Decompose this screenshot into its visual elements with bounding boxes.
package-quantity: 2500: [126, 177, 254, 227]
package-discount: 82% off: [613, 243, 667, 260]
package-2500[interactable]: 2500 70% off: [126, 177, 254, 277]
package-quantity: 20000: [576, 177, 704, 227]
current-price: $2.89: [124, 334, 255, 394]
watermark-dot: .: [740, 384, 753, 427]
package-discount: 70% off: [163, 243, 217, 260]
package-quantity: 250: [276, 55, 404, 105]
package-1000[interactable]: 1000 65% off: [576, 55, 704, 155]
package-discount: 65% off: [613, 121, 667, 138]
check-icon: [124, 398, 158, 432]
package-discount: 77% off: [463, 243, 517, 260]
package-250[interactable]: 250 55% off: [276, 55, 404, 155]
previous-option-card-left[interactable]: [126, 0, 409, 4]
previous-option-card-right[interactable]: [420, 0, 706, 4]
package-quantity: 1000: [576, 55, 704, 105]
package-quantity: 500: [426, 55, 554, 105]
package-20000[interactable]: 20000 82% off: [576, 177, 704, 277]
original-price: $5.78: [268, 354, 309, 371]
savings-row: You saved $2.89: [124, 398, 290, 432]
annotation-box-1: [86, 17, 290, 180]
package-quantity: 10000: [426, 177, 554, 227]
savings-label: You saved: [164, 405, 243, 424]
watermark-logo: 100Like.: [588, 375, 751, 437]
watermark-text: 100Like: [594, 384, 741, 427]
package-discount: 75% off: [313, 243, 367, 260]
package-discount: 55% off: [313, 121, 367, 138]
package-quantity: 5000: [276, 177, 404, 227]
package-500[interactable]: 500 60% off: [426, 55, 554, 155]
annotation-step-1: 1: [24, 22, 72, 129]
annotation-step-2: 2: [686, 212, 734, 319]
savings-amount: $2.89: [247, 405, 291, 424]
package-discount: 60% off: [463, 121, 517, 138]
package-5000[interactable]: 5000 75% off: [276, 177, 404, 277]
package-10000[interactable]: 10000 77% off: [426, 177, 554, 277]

» **WHAT YOU ARE ASKED TO DO**
Collect every line of the material above that contains the string "quantity". Case counts.

» **ANSWER**
package-quantity: 2500: [126, 177, 254, 227]
package-quantity: 20000: [576, 177, 704, 227]
package-quantity: 250: [276, 55, 404, 105]
package-quantity: 1000: [576, 55, 704, 105]
package-quantity: 500: [426, 55, 554, 105]
package-quantity: 10000: [426, 177, 554, 227]
package-quantity: 5000: [276, 177, 404, 227]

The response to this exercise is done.